[Excerpt from a dataset]
-----

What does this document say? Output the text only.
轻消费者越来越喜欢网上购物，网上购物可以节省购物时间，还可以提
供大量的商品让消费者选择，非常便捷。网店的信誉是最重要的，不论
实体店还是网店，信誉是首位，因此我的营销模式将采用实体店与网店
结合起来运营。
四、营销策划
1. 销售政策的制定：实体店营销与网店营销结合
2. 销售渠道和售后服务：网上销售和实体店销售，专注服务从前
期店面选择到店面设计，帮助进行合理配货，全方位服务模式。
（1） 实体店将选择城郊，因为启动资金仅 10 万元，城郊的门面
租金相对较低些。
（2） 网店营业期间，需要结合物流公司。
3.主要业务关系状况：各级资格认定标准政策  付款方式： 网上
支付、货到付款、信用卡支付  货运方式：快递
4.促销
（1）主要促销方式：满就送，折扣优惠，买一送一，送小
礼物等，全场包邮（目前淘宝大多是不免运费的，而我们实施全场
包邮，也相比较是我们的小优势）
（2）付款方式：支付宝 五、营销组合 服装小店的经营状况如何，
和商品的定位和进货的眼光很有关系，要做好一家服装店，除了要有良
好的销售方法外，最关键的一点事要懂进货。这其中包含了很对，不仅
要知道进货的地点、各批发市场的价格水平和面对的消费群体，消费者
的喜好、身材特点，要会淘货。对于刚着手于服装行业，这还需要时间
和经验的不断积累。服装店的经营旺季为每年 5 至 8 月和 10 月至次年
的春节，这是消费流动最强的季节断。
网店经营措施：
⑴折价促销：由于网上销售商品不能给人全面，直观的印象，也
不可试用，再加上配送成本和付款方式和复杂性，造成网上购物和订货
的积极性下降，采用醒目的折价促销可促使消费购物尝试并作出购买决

-----

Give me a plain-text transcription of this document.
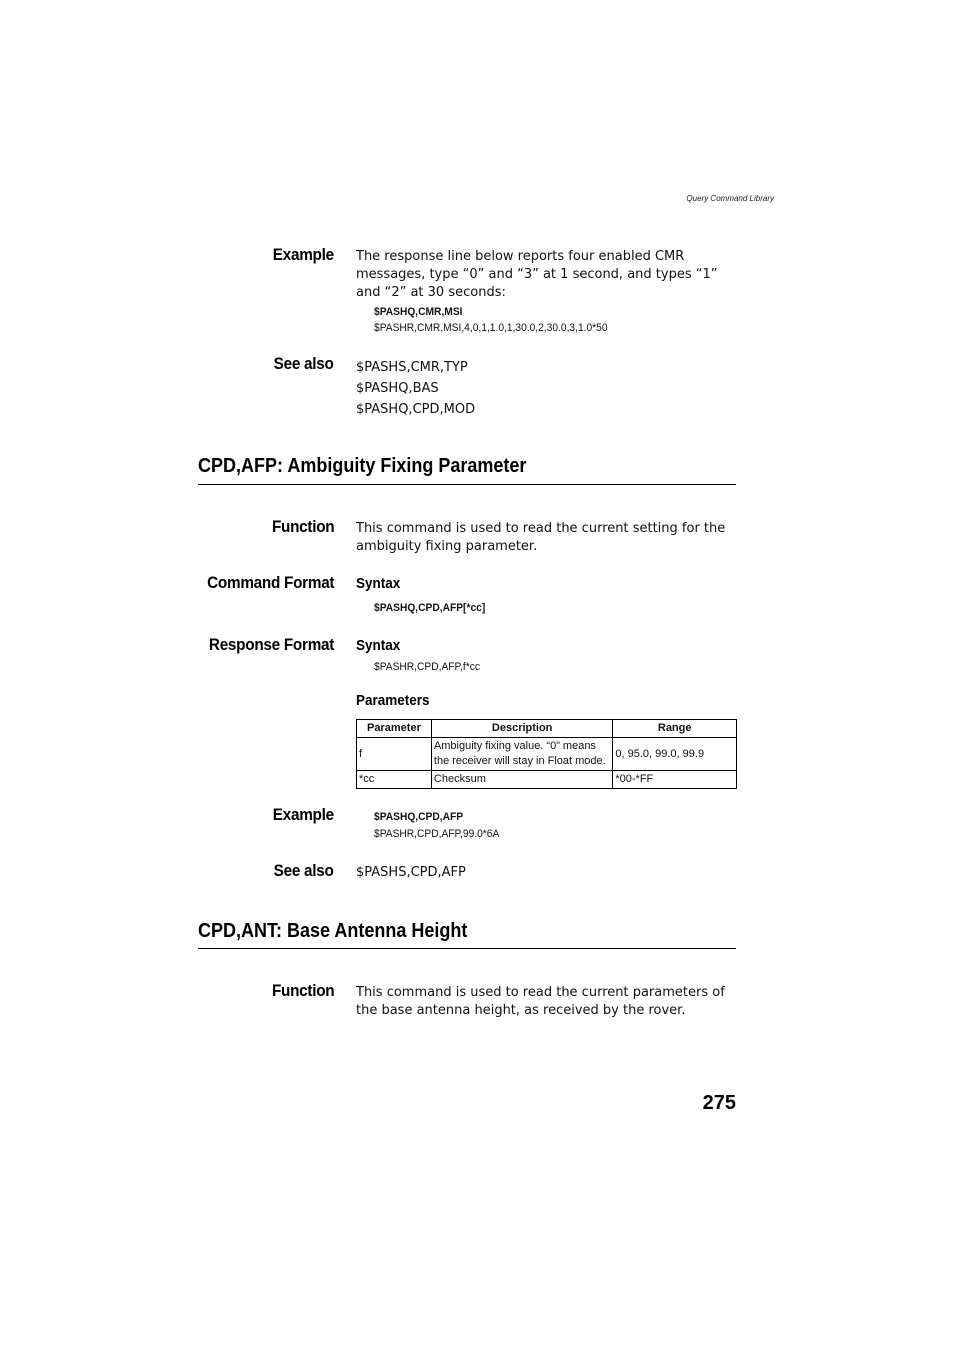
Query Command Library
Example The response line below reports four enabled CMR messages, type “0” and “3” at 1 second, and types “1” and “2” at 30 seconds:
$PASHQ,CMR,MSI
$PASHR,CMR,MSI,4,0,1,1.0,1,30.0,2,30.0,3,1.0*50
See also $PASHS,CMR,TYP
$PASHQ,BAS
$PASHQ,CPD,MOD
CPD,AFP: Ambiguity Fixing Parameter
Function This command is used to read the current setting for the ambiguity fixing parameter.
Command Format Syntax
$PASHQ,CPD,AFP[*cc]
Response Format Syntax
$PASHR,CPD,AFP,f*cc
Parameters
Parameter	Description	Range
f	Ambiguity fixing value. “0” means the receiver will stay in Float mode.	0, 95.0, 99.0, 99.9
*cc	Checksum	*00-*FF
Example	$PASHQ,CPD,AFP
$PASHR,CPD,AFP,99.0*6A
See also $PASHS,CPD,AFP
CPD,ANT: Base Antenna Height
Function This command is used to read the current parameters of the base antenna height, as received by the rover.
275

-----

Show the lines where the word "document" appears in the entries.

What does this document say? Output the text only.
Give me a plain-text transcription of this document.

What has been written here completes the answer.